> **BRIEF**
Transcribe the court opinion below word for word, from "The cab companies objected" to "to the jury.".

> **PASSAGE PROVIDED**
------------------------------

1. The cab companies contend that the trial court erred in denying their motions for directed verdict and for judgment notwithstanding the verdict (j.n.o.v.) because the evidence presented at trial demanded a finding that Davis was not an employee of the cab companies. We disagree.

“The standard for granting motions for directed verdict and for j.n.o.v. is the same. They may be granted only when no conflict exists in the evidence and the evidence presented, with all reasonable inferences therefrom, demands a particular verdict.”3 On appellate review of the denial of either motion, we construe the evidence in the light most favorable to the verdict and resolve any doubts or ambiguities in favor of the verdict.4

Construed in favor of the verdict, the evidence shows that in 1991, Davis met Morteza Hafezalkotob and agreed to lease a taxicab for $250 per week. Davis testified that he and Hafezalkotob met with Konjit Terefe/Bekele, an officer of both ACC and AACCI. Terefe/ Bekele instructed Davis to sign papers indicating that the cab was insured by the companies and that Davis would drive the taxicab on [35]*35behalf of Hafezalkotob, who was leasing the cab to Davis. The vehicle already bore the ACC insignia and sign. Davis was required to show Terefe/Bekele his driver’s license, taxicab permit, and driving history.5 Terefe/Bekele also told Davis to report any incidents to her. Hafezalkotob paid Davis’s stand dues of $153 per month to ACC.

The cab companies objected to a charge on joint venture on the ground that it was not authorized by the evidence. The trial court overruled the objection. The cab companies later objected to the verdict form on the same ground. The jury found the cab companies liable under alternative theories of “principal/agency, respondeat superior, or joint venture.”

“A charge unauthorized by the evidence, which injects into the case issues not made by the pleadings or evidence, is presumed to be harmful to the losing party, and such a charge is grounds for new trial unless it is apparent that the jury could not have been misled by it.”6 We therefore consider whether the evidence supported the submission of the question whether Davis was an employee of the cab companies to the jury.

------------------------------

> **RAW DATA**
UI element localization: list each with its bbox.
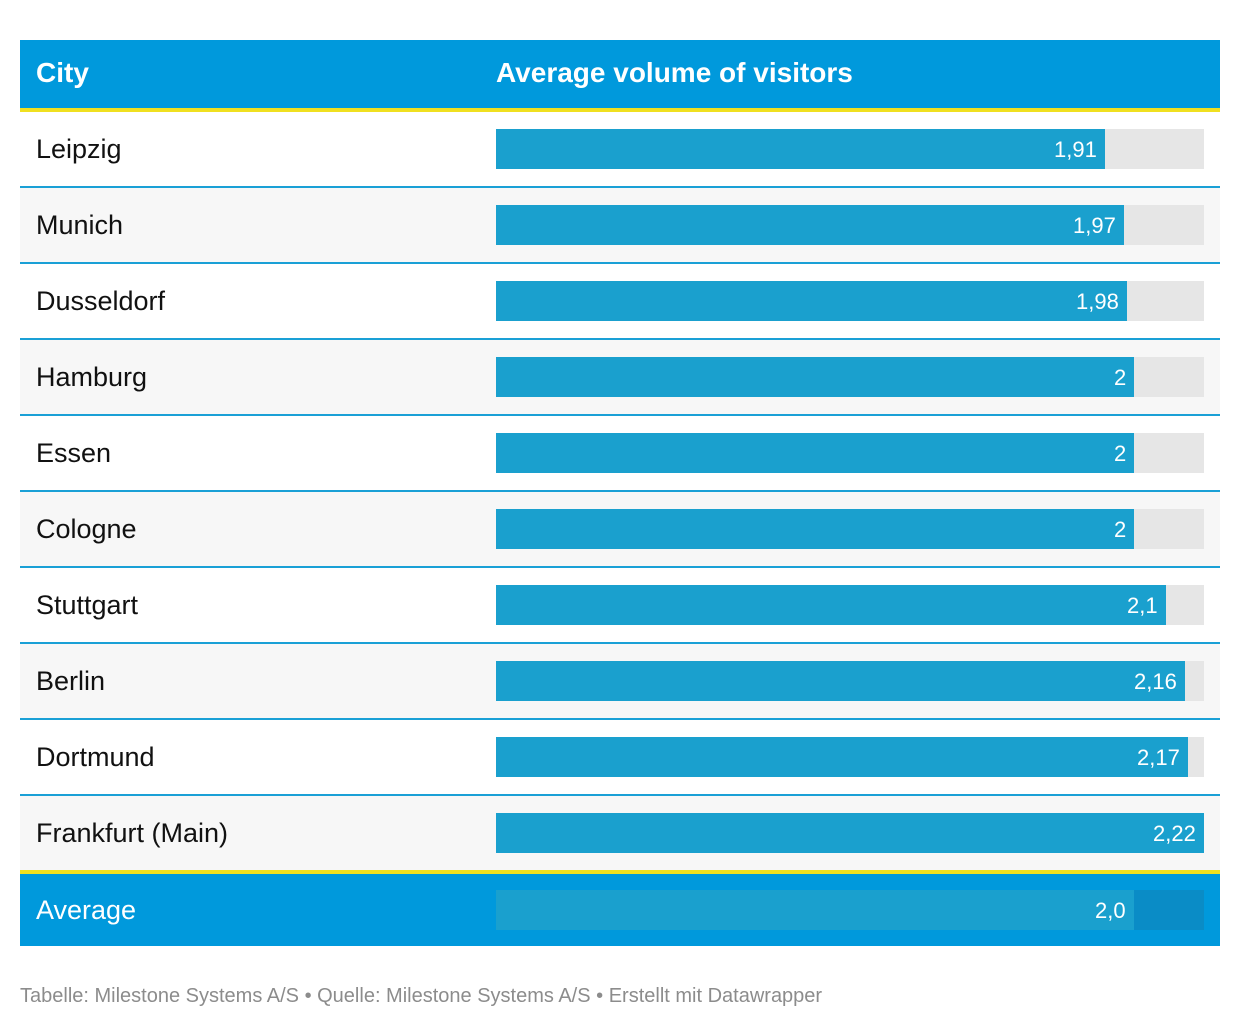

------------------------------

> **THE OUTPUT**
The cab companies objected to a charge on joint venture on the ground that it was not authorized by the evidence. The trial court overruled the objection. The cab companies later objected to the verdict form on the same ground. The jury found the cab companies liable under alternative theories of “principal/agency, respondeat superior, or joint venture.”

“A charge unauthorized by the evidence, which injects into the case issues not made by the pleadings or evidence, is presumed to be harmful to the losing party, and such a charge is grounds for new trial unless it is apparent that the jury could not have been misled by it.”6 We therefore consider whether the evidence supported the submission of the question whether Davis was an employee of the cab companies to the jury.